Go through the data below. Pull out every line that has the word "from".

## Begin Input records

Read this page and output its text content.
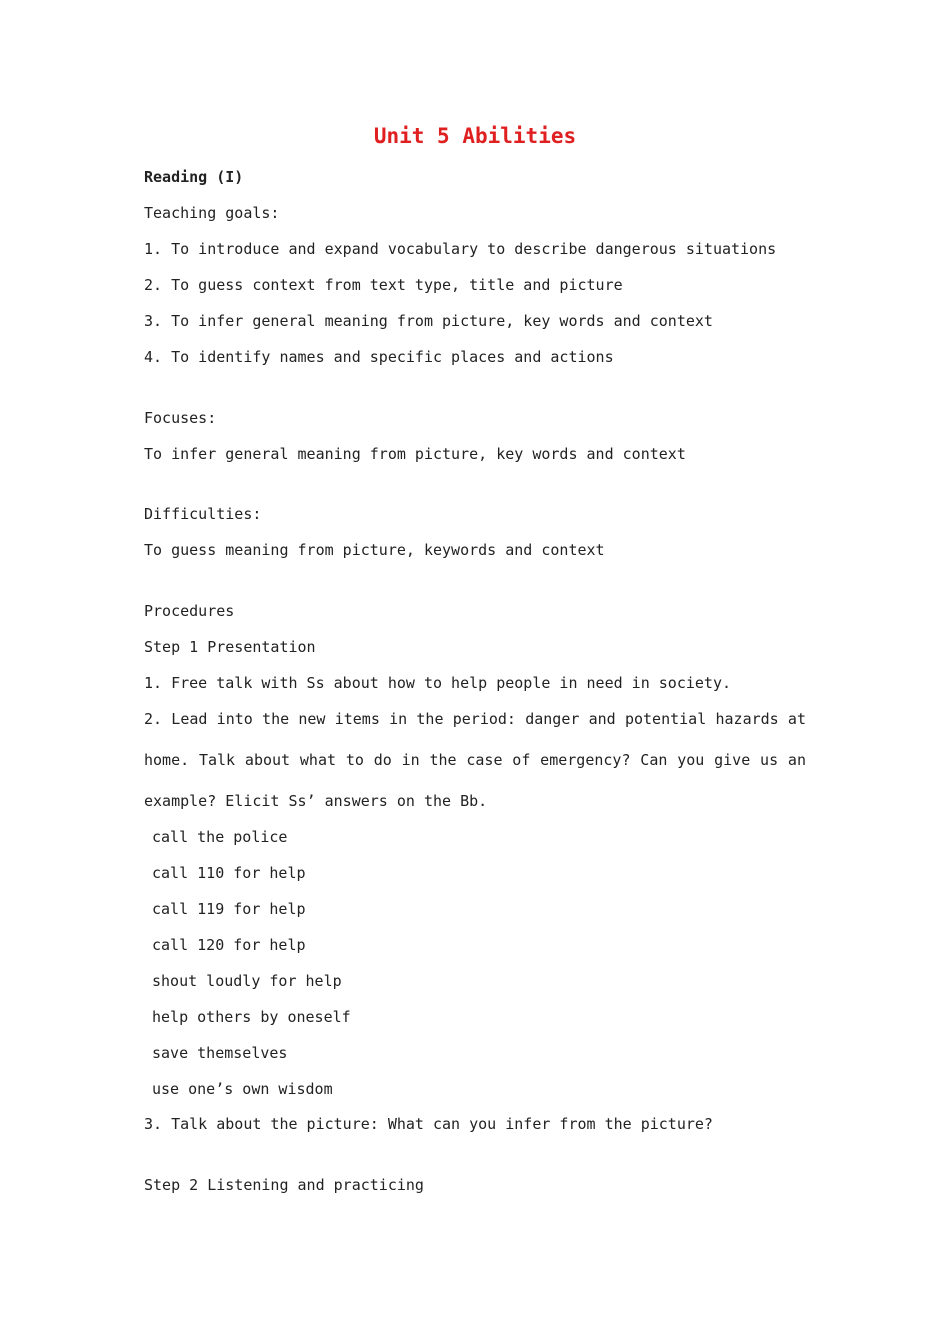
Unit 5 Abilities

Reading (I)

Teaching goals:

1. To introduce and expand vocabulary to describe dangerous situations

2. To guess context from text type, title and picture

3. To infer general meaning from picture, key words and context

4. To identify names and specific places and actions

Focuses:

To infer general meaning from picture, key words and context

Difficulties:

To guess meaning from picture, keywords and context

Procedures

Step 1 Presentation

1. Free talk with Ss about how to help people in need in society.

2. Lead into the new items in the period: danger and potential hazards at home. Talk about what to do in the case of emergency? Can you give us an example? Elicit Ss’ answers on the Bb.

call the police

call 110 for help

call 119 for help

call 120 for help

shout loudly for help

help others by oneself

save themselves

use one’s own wisdom

3. Talk about the picture: What can you infer from the picture?

Step 2 Listening and practicing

## End Input records

[Finished exercise]
2. To guess context from text type, title and picture
3. To infer general meaning from picture, key words and context
To infer general meaning from picture, key words and context
To guess meaning from picture, keywords and context
3. Talk about the picture: What can you infer from the picture?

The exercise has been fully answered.